RECORD LIST:
──────
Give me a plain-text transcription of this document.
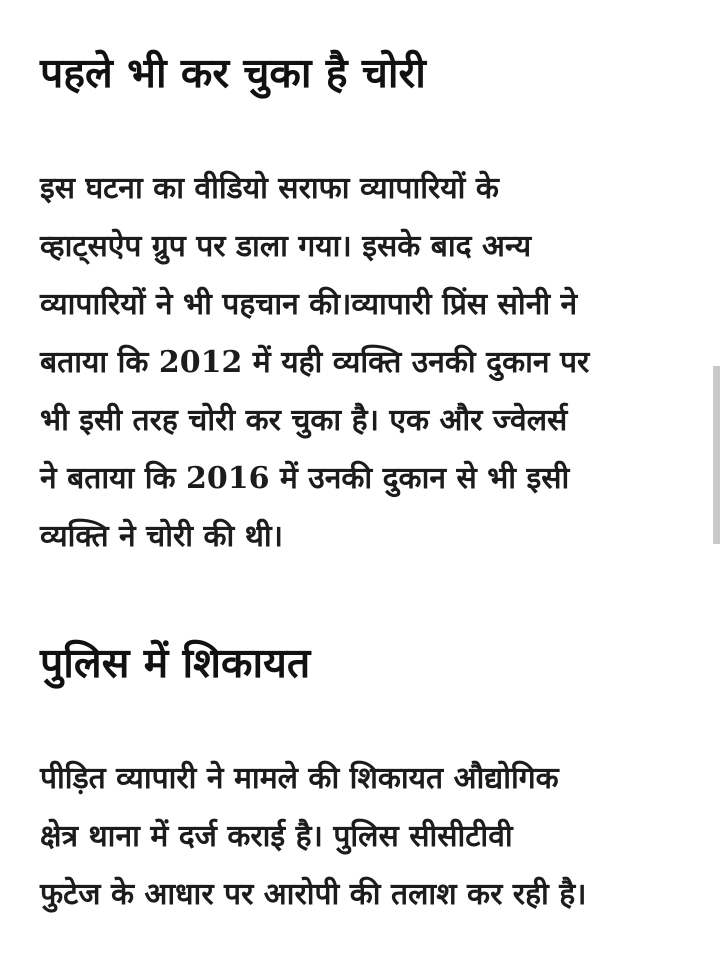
पहले भी कर चुका है चोरी

इस घटना का वीडियो सराफा व्यापारियों के
व्हाट्सऐप ग्रुप पर डाला गया। इसके बाद अन्य
व्यापारियों ने भी पहचान की।व्यापारी प्रिंस सोनी ने
बताया कि 2012 में यही व्यक्ति उनकी दुकान पर
भी इसी तरह चोरी कर चुका है। एक और ज्वेलर्स
ने बताया कि 2016 में उनकी दुकान से भी इसी
व्यक्ति ने चोरी की थी।

पुलिस में शिकायत

पीड़ित व्यापारी ने मामले की शिकायत औद्योगिक
क्षेत्र थाना में दर्ज कराई है। पुलिस सीसीटीवी
फुटेज के आधार पर आरोपी की तलाश कर रही है।
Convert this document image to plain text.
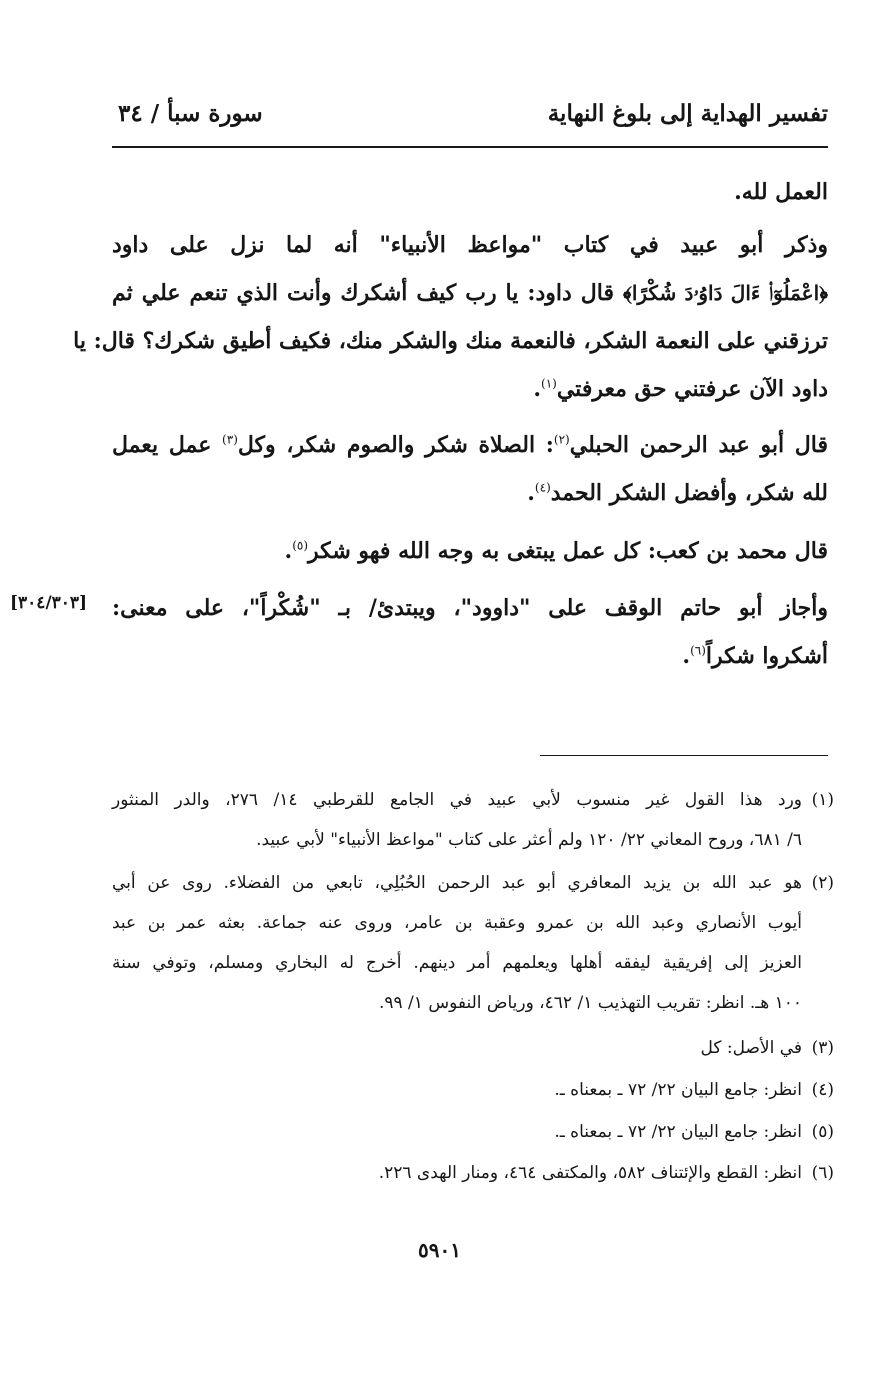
تفسير الهداية إلى بلوغ النهاية
سورة سبأ / ٣٤

العمل لله.

وذكر أبو عبيد في كتاب "مواعظ الأنبياء" أنه لما نزل على داود

﴿اعْمَلُوٓا۟ ءَالَ دَاوُۥدَ شُكْرًا﴾ قال داود: يا رب كيف أشكرك وأنت الذي تنعم علي ثم

ترزقني على النعمة الشكر، فالنعمة منك والشكر منك، فكيف أطيق شكرك؟ قال: يا

داود الآن عرفتني حق معرفتي$^{(١)}$.

قال أبو عبد الرحمن الحبلي$^{(٢)}$: الصلاة شكر والصوم شكر، وكل$^{(٣)}$ عمل يعمل

لله شكر، وأفضل الشكر الحمد$^{(٤)}$.

قال محمد بن كعب: كل عمل يبتغى به وجه الله فهو شكر$^{(٥)}$.

وأجاز أبو حاتم الوقف على "داوود"، ويبتدئ/ بـ "شُكْراً"، على معنى:

أشكروا شكراً$^{(٦)}$.

[٣٠٤/٣٠٣]
(١)

ورد هذا القول غير منسوب لأبي عبيد في الجامع للقرطبي ١٤/ ٢٧٦، والدر المنثور

٦/ ٦٨١، وروح المعاني ٢٢/ ١٢٠ ولم أعثر على كتاب "مواعظ الأنبياء" لأبي عبيد.

(٢)

هو عبد الله بن يزيد المعافري أبو عبد الرحمن الحُبُلِي، تابعي من الفضلاء. روى عن أبي

أيوب الأنصاري وعبد الله بن عمرو وعقبة بن عامر، وروى عنه جماعة. بعثه عمر بن عبد

العزيز إلى إفريقية ليفقه أهلها ويعلمهم أمر دينهم. أخرج له البخاري ومسلم، وتوفي سنة

١٠٠ هـ. انظر: تقريب التهذيب ١/ ٤٦٢، ورياض النفوس ١/ ٩٩.

(٣)

في الأصل: كل

(٤)

انظر: جامع البيان ٢٢/ ٧٢ ـ بمعناه ـ.

(٥)

انظر: جامع البيان ٢٢/ ٧٢ ـ بمعناه ـ.

(٦)

انظر: القطع والإئتناف ٥٨٢، والمكتفى ٤٦٤، ومنار الهدى ٢٢٦.

٥٩٠١
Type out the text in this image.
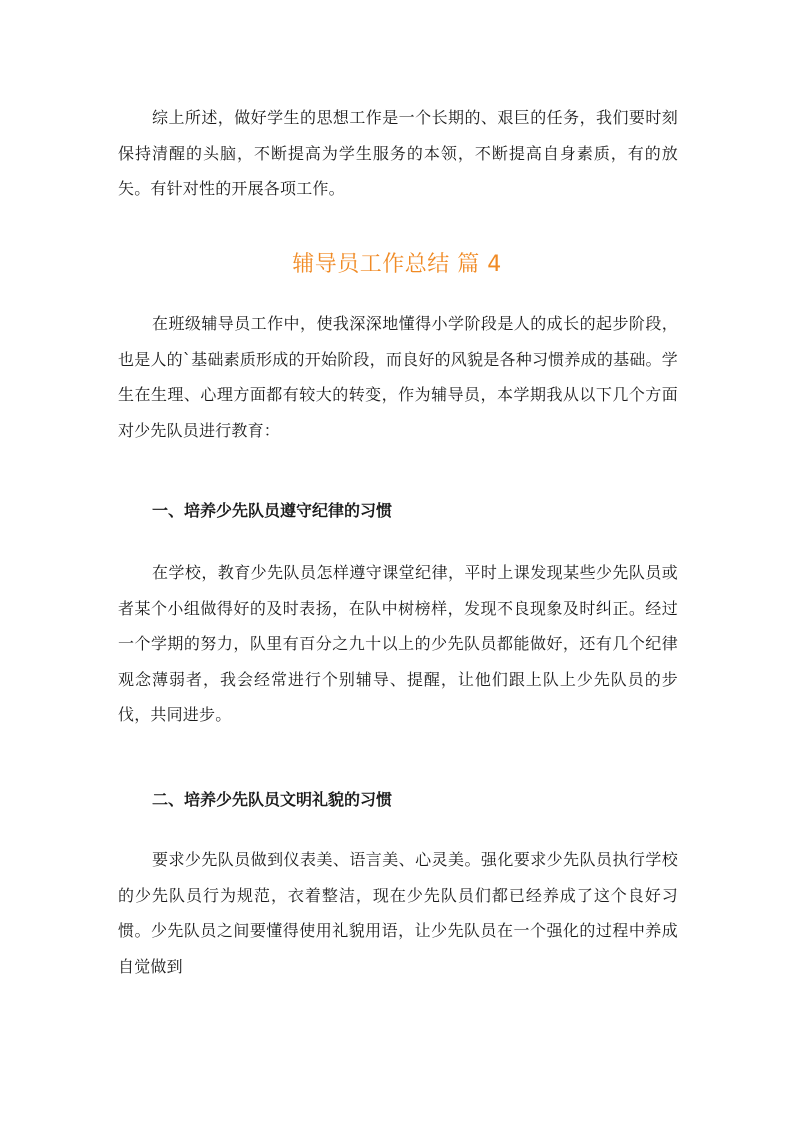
综上所述，做好学生的思想工作是一个长期的、艰巨的任务，我们要时刻保持清醒的头脑，不断提高为学生服务的本领，不断提高自身素质，有的放矢。有针对性的开展各项工作。

辅导员工作总结 篇 4

在班级辅导员工作中，使我深深地懂得小学阶段是人的成长的起步阶段，也是人的`基础素质形成的开始阶段，而良好的风貌是各种习惯养成的基础。学生在生理、心理方面都有较大的转变，作为辅导员，本学期我从以下几个方面对少先队员进行教育：

一、培养少先队员遵守纪律的习惯

在学校，教育少先队员怎样遵守课堂纪律，平时上课发现某些少先队员或者某个小组做得好的及时表扬，在队中树榜样，发现不良现象及时纠正。经过一个学期的努力，队里有百分之九十以上的少先队员都能做好，还有几个纪律观念薄弱者，我会经常进行个别辅导、提醒，让他们跟上队上少先队员的步伐，共同进步。

二、培养少先队员文明礼貌的习惯

要求少先队员做到仪表美、语言美、心灵美。强化要求少先队员执行学校的少先队员行为规范，衣着整洁，现在少先队员们都已经养成了这个良好习惯。少先队员之间要懂得使用礼貌用语，让少先队员在一个强化的过程中养成自觉做到
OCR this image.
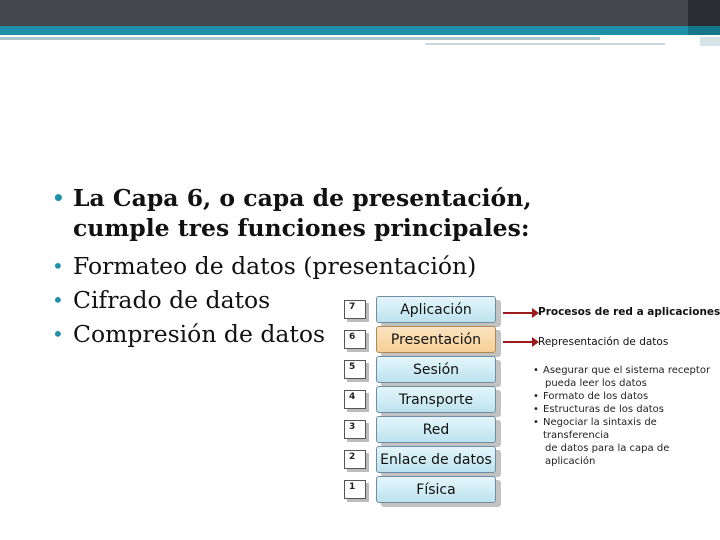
• La Capa 6, o capa de presentación, cumple tres funciones principales:
• Formateo de datos (presentación)
• Cifrado de datos
• Compresión de datos
7	Aplicación
6	Presentación
5	Sesión
4	Transporte
3	Red
2	Enlace de datos
1	Física
Procesos de red a aplicaciones
Representación de datos
• Asegurar que el sistema receptor
pueda leer los datos
• Formato de los datos
• Estructuras de los datos
• Negociar la sintaxis de transferencia
de datos para la capa de aplicación
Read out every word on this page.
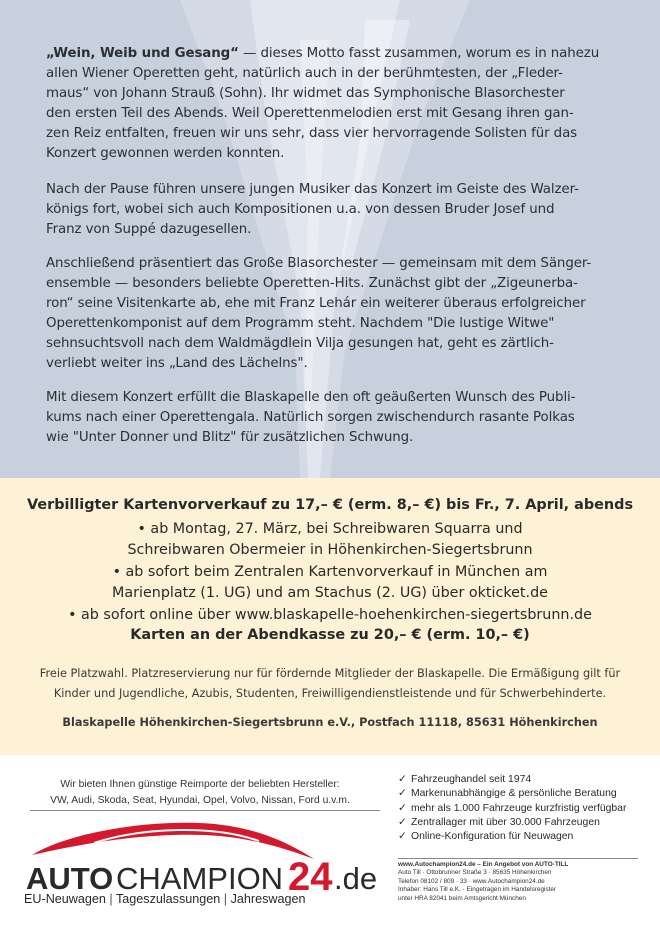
„Wein, Weib und Gesang“ — dieses Motto fasst zusammen, worum es in nahezu
allen Wiener Operetten geht, natürlich auch in der berühmtesten, der „Fleder-
maus“ von Johann Strauß (Sohn). Ihr widmet das Symphonische Blasorchester
den ersten Teil des Abends. Weil Operettenmelodien erst mit Gesang ihren gan-
zen Reiz entfalten, freuen wir uns sehr, dass vier hervorragende Solisten für das
Konzert gewonnen werden konnten.
Nach der Pause führen unsere jungen Musiker das Konzert im Geiste des Walzer-
königs fort, wobei sich auch Kompositionen u.a. von dessen Bruder Josef und
Franz von Suppé dazugesellen.
Anschließend präsentiert das Große Blasorchester — gemeinsam mit dem Sänger-
ensemble — besonders beliebte Operetten-Hits. Zunächst gibt der „Zigeunerba-
ron“ seine Visitenkarte ab, ehe mit Franz Lehár ein weiterer überaus erfolgreicher
Operettenkomponist auf dem Programm steht. Nachdem "Die lustige Witwe"
sehnsuchtsvoll nach dem Waldmägdlein Vilja gesungen hat, geht es zärtlich-
verliebt weiter ins „Land des Lächelns".
Mit diesem Konzert erfüllt die Blaskapelle den oft geäußerten Wunsch des Publi-
kums nach einer Operettengala. Natürlich sorgen zwischendurch rasante Polkas
wie "Unter Donner und Blitz" für zusätzlichen Schwung.
Verbilligter Kartenvorverkauf zu 17,– € (erm. 8,– €) bis Fr., 7. April, abends
• ab Montag, 27. März, bei Schreibwaren Squarra und
Schreibwaren Obermeier in Höhenkirchen-Siegertsbrunn
• ab sofort beim Zentralen Kartenvorverkauf in München am
Marienplatz (1. UG) und am Stachus (2. UG) über okticket.de
• ab sofort online über www.blaskapelle-hoehenkirchen-siegertsbrunn.de
Karten an der Abendkasse zu 20,– € (erm. 10,– €)
Freie Platzwahl. Platzreservierung nur für fördernde Mitglieder der Blaskapelle. Die Ermäßigung gilt für
Kinder und Jugendliche, Azubis, Studenten, Freiwilligendienstleistende und für Schwerbehinderte.
Blaskapelle Höhenkirchen-Siegertsbrunn e.V., Postfach 11118, 85631 Höhenkirchen
Wir bieten Ihnen günstige Reimporte der beliebten Hersteller:
VW, Audi, Skoda, Seat, Hyundai, Opel, Volvo, Nissan, Ford u.v.m.
AUTO CHAMPION 24 .de
EU-Neuwagen | Tageszulassungen | Jahreswagen
✓ Fahrzeughandel seit 1974
✓ Markenunabhängige & persönliche Beratung
✓ mehr als 1.000 Fahrzeuge kurzfristig verfügbar
✓ Zentrallager mit über 30.000 Fahrzeugen
✓ Online-Konfiguration für Neuwagen
www.Autochampion24.de – Ein Angebot von AUTO-TILL
Auto Till · Ottobrunner Straße 3 · 85635 Höhenkirchen
Telefon 08102 / 809 · 33 · www.Autochampion24.de
Inhaber: Hans Till e.K. · Eingetragen im Handelsregister
unter HRA 82041 beim Amtsgericht München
──────
TASK: Lines containing the word "لأبي" must all be returned from the material above.

COMPLETE RESPONSE:
ورد هذا القول غير منسوب لأبي عبيد في الجامع للقرطبي ١٤/ ٢٧٦، والدر المنثور
٦/ ٦٨١، وروح المعاني ٢٢/ ١٢٠ ولم أعثر على كتاب "مواعظ الأنبياء" لأبي عبيد.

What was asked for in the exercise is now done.